* WHAT TO PRODUCE *
Copy out, exactly as written, only the line containing "Transcribe this image's" and the lines after it through the end of the records.

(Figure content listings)
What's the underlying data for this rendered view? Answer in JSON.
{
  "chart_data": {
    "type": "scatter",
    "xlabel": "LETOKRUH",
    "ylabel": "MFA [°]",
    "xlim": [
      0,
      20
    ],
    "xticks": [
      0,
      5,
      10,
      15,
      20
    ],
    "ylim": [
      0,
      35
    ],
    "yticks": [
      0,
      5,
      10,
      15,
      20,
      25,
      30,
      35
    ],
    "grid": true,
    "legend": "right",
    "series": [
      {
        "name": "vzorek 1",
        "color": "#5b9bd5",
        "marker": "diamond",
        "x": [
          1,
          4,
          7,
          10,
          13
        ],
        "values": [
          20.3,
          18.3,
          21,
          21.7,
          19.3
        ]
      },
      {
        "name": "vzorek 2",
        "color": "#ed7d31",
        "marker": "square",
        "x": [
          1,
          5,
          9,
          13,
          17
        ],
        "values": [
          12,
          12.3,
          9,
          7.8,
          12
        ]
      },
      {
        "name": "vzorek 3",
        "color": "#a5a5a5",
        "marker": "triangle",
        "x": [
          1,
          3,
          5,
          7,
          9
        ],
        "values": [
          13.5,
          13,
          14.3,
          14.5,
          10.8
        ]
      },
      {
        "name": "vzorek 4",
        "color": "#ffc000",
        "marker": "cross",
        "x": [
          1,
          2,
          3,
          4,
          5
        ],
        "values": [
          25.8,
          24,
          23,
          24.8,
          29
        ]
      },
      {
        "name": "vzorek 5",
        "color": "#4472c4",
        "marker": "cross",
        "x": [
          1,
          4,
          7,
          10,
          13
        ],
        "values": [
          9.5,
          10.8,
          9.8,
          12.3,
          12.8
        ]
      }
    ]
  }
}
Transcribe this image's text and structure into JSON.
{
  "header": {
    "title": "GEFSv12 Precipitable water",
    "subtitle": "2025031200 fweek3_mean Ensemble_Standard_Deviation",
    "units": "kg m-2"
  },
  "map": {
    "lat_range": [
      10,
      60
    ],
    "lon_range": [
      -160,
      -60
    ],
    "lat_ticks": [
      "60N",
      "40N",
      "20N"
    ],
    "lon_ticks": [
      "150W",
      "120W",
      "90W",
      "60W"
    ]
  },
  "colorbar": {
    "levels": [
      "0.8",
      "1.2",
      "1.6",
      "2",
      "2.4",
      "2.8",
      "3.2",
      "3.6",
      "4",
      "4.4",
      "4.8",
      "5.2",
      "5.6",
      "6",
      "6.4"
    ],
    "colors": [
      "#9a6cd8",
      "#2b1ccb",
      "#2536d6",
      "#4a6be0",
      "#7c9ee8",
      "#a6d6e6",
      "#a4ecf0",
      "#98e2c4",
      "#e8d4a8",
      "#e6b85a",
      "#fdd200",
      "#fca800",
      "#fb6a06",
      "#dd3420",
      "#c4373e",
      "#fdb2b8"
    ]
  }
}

* TASK RESULT *
Transcribe this image's text and structure into JSON.
{
  "header": {
    "title": "GEFSv12 Precipitable water",
    "subtitle": "2025031200 fweek3_mean Ensemble_Standard_Deviation",
    "units": "kg m-2"
  },
  "map": {
    "lat_range": [
      10,
      60
    ],
    "lon_range": [
      -160,
      -60
    ],
    "lat_ticks": [
      "60N",
      "40N",
      "20N"
    ],
    "lon_ticks": [
      "150W",
      "120W",
      "90W",
      "60W"
    ]
  },
  "colorbar": {
    "levels": [
      "0.8",
      "1.2",
      "1.6",
      "2",
      "2.4",
      "2.8",
      "3.2",
      "3.6",
      "4",
      "4.4",
      "4.8",
      "5.2",
      "5.6",
      "6",
      "6.4"
    ],
    "colors": [
      "#9a6cd8",
      "#2b1ccb",
      "#2536d6",
      "#4a6be0",
      "#7c9ee8",
      "#a6d6e6",
      "#a4ecf0",
      "#98e2c4",
      "#e8d4a8",
      "#e6b85a",
      "#fdd200",
      "#fca800",
      "#fb6a06",
      "#dd3420",
      "#c4373e",
      "#fdb2b8"
    ]
  }
}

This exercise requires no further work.